• WHAT THE EXERCISE ASKS
Present each line of the entries below that holds the word "background".

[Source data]
+---+

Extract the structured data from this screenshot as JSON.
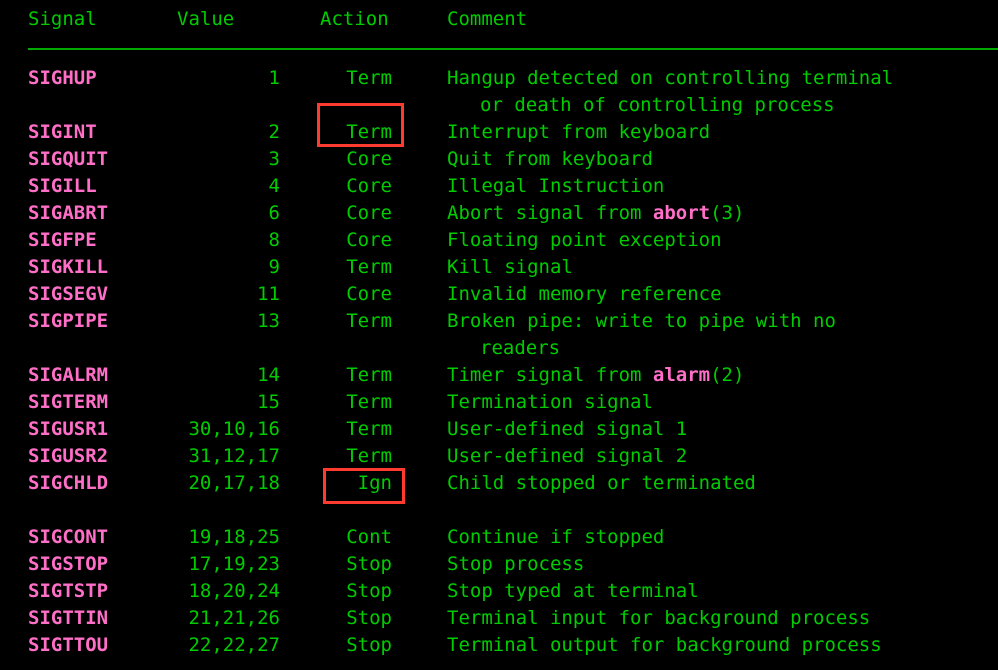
{
  "colors": {
    "background": "#000000",
    "text_green": "#00cc00",
    "signal_pink": "#ff6ec7",
    "rule_green": "#00aa00",
    "highlight_red": "#ff3b30"
  },
  "table": {
    "headers": {
      "signal": "Signal",
      "value": "Value",
      "action": "Action",
      "comment": "Comment"
    },
    "groups": [
      {
        "rows": [
          {
            "signal": "SIGHUP",
            "value": "1",
            "action": "Term",
            "comment": "Hangup detected on controlling terminal",
            "comment_cont": "or death of controlling process"
          },
          {
            "signal": "SIGINT",
            "value": "2",
            "action": "Term",
            "comment": "Interrupt from keyboard",
            "highlighted": "action"
          },
          {
            "signal": "SIGQUIT",
            "value": "3",
            "action": "Core",
            "comment": "Quit from keyboard"
          },
          {
            "signal": "SIGILL",
            "value": "4",
            "action": "Core",
            "comment": "Illegal Instruction"
          },
          {
            "signal": "SIGABRT",
            "value": "6",
            "action": "Core",
            "comment_pre": "Abort signal from ",
            "comment_ref": "abort",
            "comment_post": "(3)",
            "comment": "Abort signal from abort(3)"
          },
          {
            "signal": "SIGFPE",
            "value": "8",
            "action": "Core",
            "comment": "Floating point exception"
          },
          {
            "signal": "SIGKILL",
            "value": "9",
            "action": "Term",
            "comment": "Kill signal"
          },
          {
            "signal": "SIGSEGV",
            "value": "11",
            "action": "Core",
            "comment": "Invalid memory reference"
          },
          {
            "signal": "SIGPIPE",
            "value": "13",
            "action": "Term",
            "comment": "Broken pipe: write to pipe with no",
            "comment_cont": "readers"
          },
          {
            "signal": "SIGALRM",
            "value": "14",
            "action": "Term",
            "comment_pre": "Timer signal from ",
            "comment_ref": "alarm",
            "comment_post": "(2)",
            "comment": "Timer signal from alarm(2)"
          },
          {
            "signal": "SIGTERM",
            "value": "15",
            "action": "Term",
            "comment": "Termination signal"
          },
          {
            "signal": "SIGUSR1",
            "value": "30,10,16",
            "action": "Term",
            "comment": "User-defined signal 1"
          },
          {
            "signal": "SIGUSR2",
            "value": "31,12,17",
            "action": "Term",
            "comment": "User-defined signal 2"
          },
          {
            "signal": "SIGCHLD",
            "value": "20,17,18",
            "action": "Ign",
            "comment": "Child stopped or terminated",
            "highlighted": "action"
          }
        ]
      },
      {
        "rows": [
          {
            "signal": "SIGCONT",
            "value": "19,18,25",
            "action": "Cont",
            "comment": "Continue if stopped"
          },
          {
            "signal": "SIGSTOP",
            "value": "17,19,23",
            "action": "Stop",
            "comment": "Stop process"
          },
          {
            "signal": "SIGTSTP",
            "value": "18,20,24",
            "action": "Stop",
            "comment": "Stop typed at terminal"
          },
          {
            "signal": "SIGTTIN",
            "value": "21,21,26",
            "action": "Stop",
            "comment": "Terminal input for background process"
          },
          {
            "signal": "SIGTTOU",
            "value": "22,22,27",
            "action": "Stop",
            "comment": "Terminal output for background process"
          }
        ]
      }
    ]
  },
  "annotations": [
    {
      "name": "highlight-box-term",
      "target_signal": "SIGINT",
      "target_column": "action",
      "target_text": "Term"
    },
    {
      "name": "highlight-box-ign",
      "target_signal": "SIGCHLD",
      "target_column": "action",
      "target_text": "Ign"
    }
  ]
}
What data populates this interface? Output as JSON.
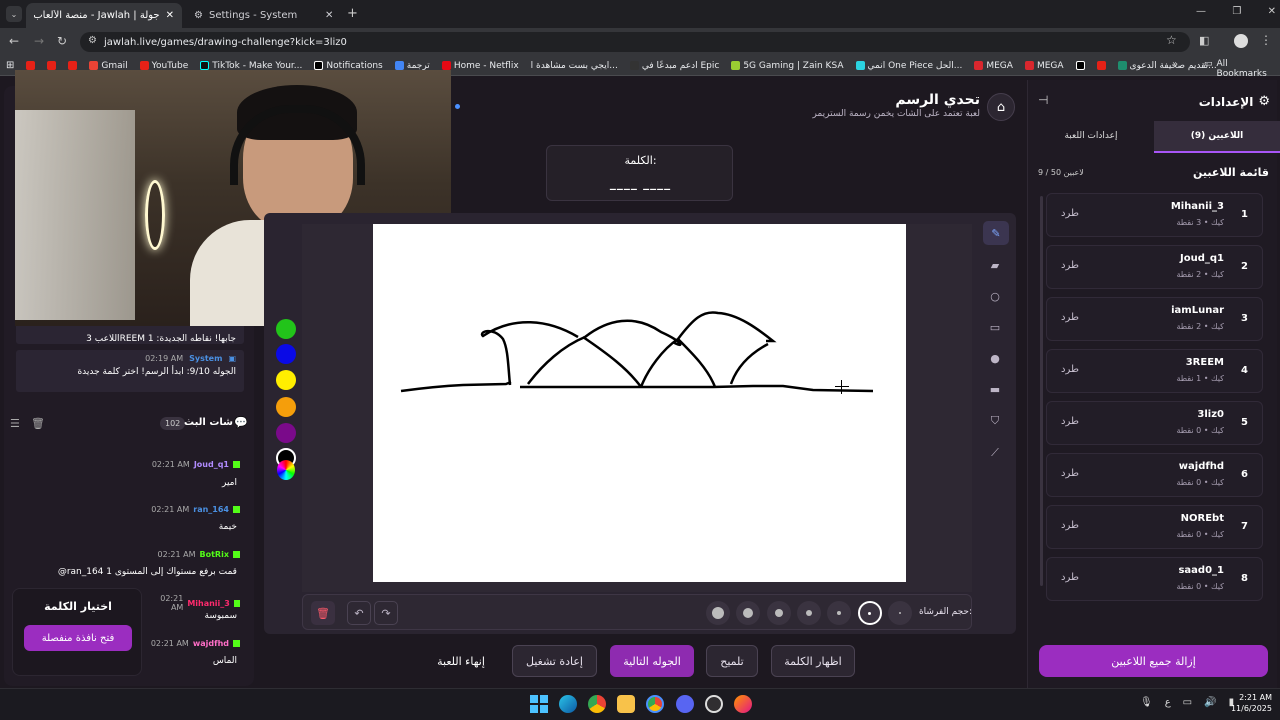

+---+

• THE RESULT
    "background": "#000000",
            "comment": "Terminal input for background process"
            "comment": "Terminal output for background process"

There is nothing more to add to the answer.